# [Set problem]
Without the pictures, give the entries below again exactly as written.
-- start of Listed records --
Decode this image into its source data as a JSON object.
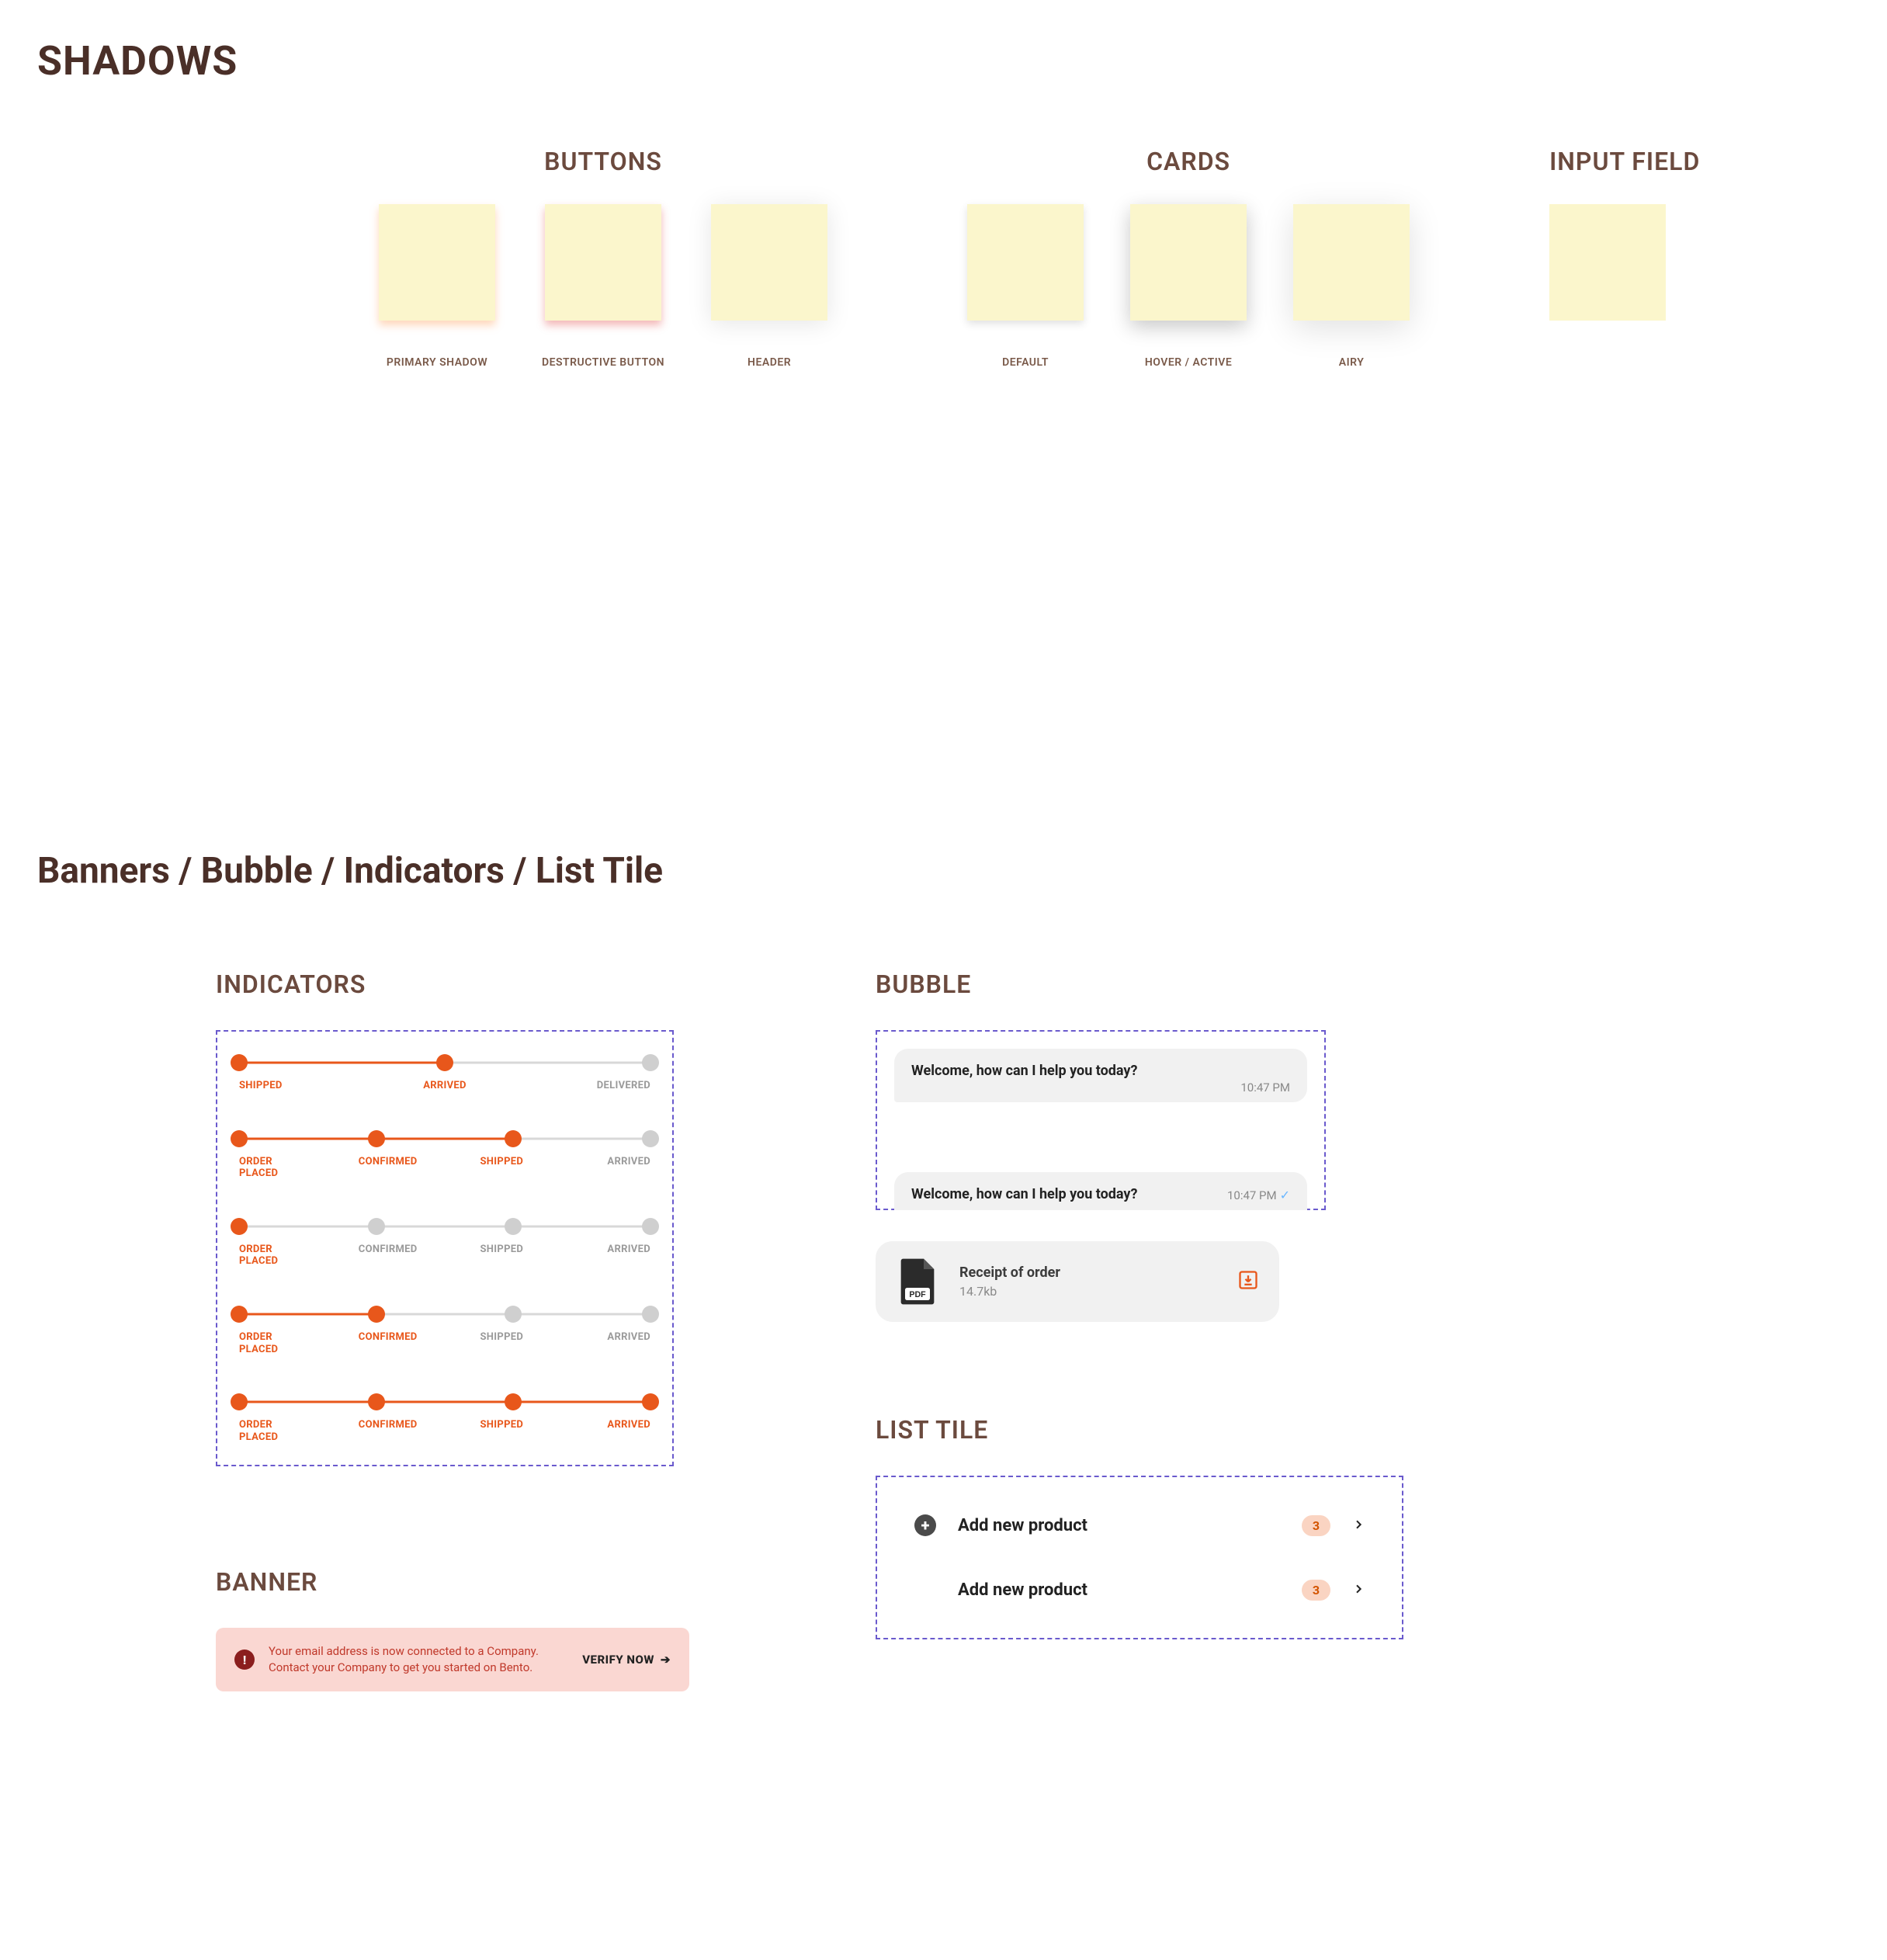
{
  "shadows": {
    "title": "SHADOWS",
    "groups": {
      "buttons": {
        "heading": "BUTTONS",
        "items": [
          {
            "label": "PRIMARY SHADOW"
          },
          {
            "label": "DESTRUCTIVE BUTTON"
          },
          {
            "label": "HEADER"
          }
        ]
      },
      "cards": {
        "heading": "CARDS",
        "items": [
          {
            "label": "DEFAULT"
          },
          {
            "label": "HOVER / ACTIVE"
          },
          {
            "label": "AIRY"
          }
        ]
      },
      "input": {
        "heading": "INPUT FIELD"
      }
    }
  },
  "section2_title": "Banners / Bubble / Indicators / List Tile",
  "indicators": {
    "heading": "INDICATORS",
    "rows": [
      {
        "steps": [
          "SHIPPED",
          "ARRIVED",
          "DELIVERED"
        ],
        "active_count": 2
      },
      {
        "steps": [
          "ORDER PLACED",
          "CONFIRMED",
          "SHIPPED",
          "ARRIVED"
        ],
        "active_count": 3
      },
      {
        "steps": [
          "ORDER PLACED",
          "CONFIRMED",
          "SHIPPED",
          "ARRIVED"
        ],
        "active_count": 1
      },
      {
        "steps": [
          "ORDER PLACED",
          "CONFIRMED",
          "SHIPPED",
          "ARRIVED"
        ],
        "active_count": 2
      },
      {
        "steps": [
          "ORDER PLACED",
          "CONFIRMED",
          "SHIPPED",
          "ARRIVED"
        ],
        "active_count": 4
      }
    ]
  },
  "bubble": {
    "heading": "BUBBLE",
    "messages": [
      {
        "text": "Welcome, how can I help you today?",
        "time": "10:47 PM",
        "read": false
      },
      {
        "text": "Welcome, how can I help you today?",
        "time": "10:47 PM",
        "read": true
      }
    ],
    "file": {
      "title": "Receipt of order",
      "size": "14.7kb"
    }
  },
  "banner": {
    "heading": "BANNER",
    "text": "Your email address is now connected to a Company. Contact your Company to get you started on Bento.",
    "action": "VERIFY NOW"
  },
  "listtile": {
    "heading": "LIST TILE",
    "items": [
      {
        "label": "Add new product",
        "count": "3",
        "with_icon": true
      },
      {
        "label": "Add new product",
        "count": "3",
        "with_icon": false
      }
    ]
  }
}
-- end of Listed records --
# [Response to this exercise]
Decode this image into its source data as a JSON object.
{
  "shadows": {
    "title": "SHADOWS",
    "groups": {
      "buttons": {
        "heading": "BUTTONS",
        "items": [
          {
            "label": "PRIMARY SHADOW"
          },
          {
            "label": "DESTRUCTIVE BUTTON"
          },
          {
            "label": "HEADER"
          }
        ]
      },
      "cards": {
        "heading": "CARDS",
        "items": [
          {
            "label": "DEFAULT"
          },
          {
            "label": "HOVER / ACTIVE"
          },
          {
            "label": "AIRY"
          }
        ]
      },
      "input": {
        "heading": "INPUT FIELD"
      }
    }
  },
  "section2_title": "Banners / Bubble / Indicators / List Tile",
  "indicators": {
    "heading": "INDICATORS",
    "rows": [
      {
        "steps": [
          "SHIPPED",
          "ARRIVED",
          "DELIVERED"
        ],
        "active_count": 2
      },
      {
        "steps": [
          "ORDER PLACED",
          "CONFIRMED",
          "SHIPPED",
          "ARRIVED"
        ],
        "active_count": 3
      },
      {
        "steps": [
          "ORDER PLACED",
          "CONFIRMED",
          "SHIPPED",
          "ARRIVED"
        ],
        "active_count": 1
      },
      {
        "steps": [
          "ORDER PLACED",
          "CONFIRMED",
          "SHIPPED",
          "ARRIVED"
        ],
        "active_count": 2
      },
      {
        "steps": [
          "ORDER PLACED",
          "CONFIRMED",
          "SHIPPED",
          "ARRIVED"
        ],
        "active_count": 4
      }
    ]
  },
  "bubble": {
    "heading": "BUBBLE",
    "messages": [
      {
        "text": "Welcome, how can I help you today?",
        "time": "10:47 PM",
        "read": false
      },
      {
        "text": "Welcome, how can I help you today?",
        "time": "10:47 PM",
        "read": true
      }
    ],
    "file": {
      "title": "Receipt of order",
      "size": "14.7kb"
    }
  },
  "banner": {
    "heading": "BANNER",
    "text": "Your email address is now connected to a Company. Contact your Company to get you started on Bento.",
    "action": "VERIFY NOW"
  },
  "listtile": {
    "heading": "LIST TILE",
    "items": [
      {
        "label": "Add new product",
        "count": "3",
        "with_icon": true
      },
      {
        "label": "Add new product",
        "count": "3",
        "with_icon": false
      }
    ]
  }
}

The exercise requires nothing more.